• _Input rows_

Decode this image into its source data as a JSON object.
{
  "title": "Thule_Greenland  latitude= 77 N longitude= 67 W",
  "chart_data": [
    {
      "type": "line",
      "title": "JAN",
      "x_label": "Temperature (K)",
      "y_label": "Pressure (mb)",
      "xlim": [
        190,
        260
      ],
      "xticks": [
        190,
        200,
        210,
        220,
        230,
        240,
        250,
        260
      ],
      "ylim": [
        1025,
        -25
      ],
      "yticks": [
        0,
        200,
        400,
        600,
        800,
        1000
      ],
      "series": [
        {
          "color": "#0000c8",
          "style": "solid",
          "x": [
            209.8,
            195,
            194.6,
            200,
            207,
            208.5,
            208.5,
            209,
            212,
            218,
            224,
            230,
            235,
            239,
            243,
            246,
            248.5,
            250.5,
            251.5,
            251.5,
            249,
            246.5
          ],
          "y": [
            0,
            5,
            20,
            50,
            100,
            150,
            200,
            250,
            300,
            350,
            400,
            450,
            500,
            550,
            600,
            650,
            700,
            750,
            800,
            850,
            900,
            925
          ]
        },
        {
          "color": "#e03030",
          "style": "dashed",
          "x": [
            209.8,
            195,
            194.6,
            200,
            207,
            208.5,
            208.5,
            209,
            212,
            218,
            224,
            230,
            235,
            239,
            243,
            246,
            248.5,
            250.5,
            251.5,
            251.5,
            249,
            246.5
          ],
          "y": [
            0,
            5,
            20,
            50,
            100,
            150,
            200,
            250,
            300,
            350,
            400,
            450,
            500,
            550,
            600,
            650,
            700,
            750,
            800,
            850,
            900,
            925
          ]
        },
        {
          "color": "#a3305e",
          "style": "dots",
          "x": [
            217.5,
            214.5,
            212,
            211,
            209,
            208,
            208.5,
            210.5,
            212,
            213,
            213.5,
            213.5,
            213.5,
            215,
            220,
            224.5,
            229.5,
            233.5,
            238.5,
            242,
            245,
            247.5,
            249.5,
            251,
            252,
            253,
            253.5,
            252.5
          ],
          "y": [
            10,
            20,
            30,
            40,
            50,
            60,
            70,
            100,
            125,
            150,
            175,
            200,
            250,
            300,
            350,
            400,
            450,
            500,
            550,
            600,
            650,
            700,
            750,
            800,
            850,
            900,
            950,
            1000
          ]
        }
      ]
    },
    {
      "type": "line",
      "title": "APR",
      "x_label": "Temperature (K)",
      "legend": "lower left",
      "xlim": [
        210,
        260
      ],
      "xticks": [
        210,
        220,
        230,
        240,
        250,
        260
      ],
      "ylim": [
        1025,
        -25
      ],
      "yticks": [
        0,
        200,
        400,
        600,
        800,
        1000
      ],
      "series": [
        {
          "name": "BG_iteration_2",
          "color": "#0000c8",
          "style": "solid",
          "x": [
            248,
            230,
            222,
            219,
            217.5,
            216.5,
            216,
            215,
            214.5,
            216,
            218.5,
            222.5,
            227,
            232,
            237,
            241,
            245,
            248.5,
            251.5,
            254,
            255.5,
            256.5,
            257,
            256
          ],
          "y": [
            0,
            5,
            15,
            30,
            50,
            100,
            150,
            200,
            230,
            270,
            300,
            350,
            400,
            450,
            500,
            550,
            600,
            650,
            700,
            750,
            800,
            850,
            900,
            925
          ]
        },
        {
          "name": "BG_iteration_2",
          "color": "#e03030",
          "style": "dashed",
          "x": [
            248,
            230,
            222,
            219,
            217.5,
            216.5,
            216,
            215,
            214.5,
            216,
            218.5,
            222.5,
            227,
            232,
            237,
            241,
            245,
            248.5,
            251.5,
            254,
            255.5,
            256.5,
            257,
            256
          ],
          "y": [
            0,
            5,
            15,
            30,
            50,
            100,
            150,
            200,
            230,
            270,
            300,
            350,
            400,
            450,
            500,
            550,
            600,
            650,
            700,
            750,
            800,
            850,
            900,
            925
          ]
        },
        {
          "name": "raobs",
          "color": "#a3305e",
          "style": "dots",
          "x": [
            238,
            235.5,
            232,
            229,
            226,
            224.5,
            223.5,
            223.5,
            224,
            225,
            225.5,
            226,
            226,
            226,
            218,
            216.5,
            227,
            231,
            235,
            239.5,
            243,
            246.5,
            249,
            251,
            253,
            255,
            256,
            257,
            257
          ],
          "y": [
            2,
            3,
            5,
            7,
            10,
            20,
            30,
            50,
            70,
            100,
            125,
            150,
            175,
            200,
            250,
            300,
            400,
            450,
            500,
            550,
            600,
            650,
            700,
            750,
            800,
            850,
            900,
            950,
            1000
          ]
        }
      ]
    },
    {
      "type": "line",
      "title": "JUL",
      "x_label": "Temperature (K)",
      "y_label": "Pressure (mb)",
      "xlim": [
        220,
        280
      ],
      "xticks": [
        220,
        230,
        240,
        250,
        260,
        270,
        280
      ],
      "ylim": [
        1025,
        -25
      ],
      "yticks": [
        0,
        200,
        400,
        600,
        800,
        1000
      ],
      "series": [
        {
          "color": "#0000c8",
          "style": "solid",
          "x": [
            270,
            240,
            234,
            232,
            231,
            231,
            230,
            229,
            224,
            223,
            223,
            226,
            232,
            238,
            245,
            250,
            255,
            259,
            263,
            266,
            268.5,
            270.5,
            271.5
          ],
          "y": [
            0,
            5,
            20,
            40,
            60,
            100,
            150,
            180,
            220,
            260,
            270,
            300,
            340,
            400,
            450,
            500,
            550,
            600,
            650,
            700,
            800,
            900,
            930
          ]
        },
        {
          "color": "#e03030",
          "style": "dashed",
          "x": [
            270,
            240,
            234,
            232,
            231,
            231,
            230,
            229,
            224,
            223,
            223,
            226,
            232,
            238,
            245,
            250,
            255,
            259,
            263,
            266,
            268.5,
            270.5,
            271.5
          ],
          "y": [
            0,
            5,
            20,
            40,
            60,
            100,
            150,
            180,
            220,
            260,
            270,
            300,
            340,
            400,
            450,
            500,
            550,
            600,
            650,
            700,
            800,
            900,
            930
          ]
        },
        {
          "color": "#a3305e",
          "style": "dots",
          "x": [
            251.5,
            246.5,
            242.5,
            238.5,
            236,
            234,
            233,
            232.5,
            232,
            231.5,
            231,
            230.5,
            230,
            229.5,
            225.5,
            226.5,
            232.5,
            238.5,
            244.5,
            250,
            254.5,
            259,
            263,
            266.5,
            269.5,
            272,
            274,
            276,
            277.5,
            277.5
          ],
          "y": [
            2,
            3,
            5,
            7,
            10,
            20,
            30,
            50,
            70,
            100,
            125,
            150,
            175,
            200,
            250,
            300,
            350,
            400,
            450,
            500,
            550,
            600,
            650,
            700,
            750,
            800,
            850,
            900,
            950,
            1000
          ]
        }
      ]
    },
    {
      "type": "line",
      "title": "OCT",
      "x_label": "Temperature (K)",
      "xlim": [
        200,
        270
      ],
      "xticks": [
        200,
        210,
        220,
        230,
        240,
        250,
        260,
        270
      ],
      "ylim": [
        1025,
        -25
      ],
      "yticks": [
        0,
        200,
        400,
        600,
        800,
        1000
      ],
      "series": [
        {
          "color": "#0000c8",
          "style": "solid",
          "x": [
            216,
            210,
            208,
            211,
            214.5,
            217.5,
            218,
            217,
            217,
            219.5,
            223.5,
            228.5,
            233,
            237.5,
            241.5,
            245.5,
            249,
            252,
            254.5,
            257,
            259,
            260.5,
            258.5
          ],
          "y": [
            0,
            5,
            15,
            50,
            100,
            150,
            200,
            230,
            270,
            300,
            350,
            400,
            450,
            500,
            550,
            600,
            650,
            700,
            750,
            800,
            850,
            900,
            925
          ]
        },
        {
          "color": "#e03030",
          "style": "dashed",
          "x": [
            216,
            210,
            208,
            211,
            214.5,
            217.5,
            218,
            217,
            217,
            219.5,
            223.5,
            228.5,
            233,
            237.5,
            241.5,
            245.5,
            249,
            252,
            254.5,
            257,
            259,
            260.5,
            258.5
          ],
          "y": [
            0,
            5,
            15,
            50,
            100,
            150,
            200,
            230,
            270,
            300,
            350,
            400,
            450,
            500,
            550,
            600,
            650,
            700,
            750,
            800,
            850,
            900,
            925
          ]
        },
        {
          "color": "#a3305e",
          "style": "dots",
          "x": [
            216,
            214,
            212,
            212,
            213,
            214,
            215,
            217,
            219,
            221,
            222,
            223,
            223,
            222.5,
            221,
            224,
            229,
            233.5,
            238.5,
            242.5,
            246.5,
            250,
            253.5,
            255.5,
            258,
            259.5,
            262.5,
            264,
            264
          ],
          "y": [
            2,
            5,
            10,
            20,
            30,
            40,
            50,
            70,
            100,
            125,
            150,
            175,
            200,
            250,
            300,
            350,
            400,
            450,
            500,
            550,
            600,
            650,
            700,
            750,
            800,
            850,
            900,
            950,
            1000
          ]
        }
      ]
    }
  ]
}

• _Task directions_
Copy out every line from the material above in which the word "title" appears.

• _Output_
  "title": "Thule_Greenland  latitude= 77 N longitude= 67 W",
      "title": "JAN",
      "title": "APR",
      "title": "JUL",
      "title": "OCT",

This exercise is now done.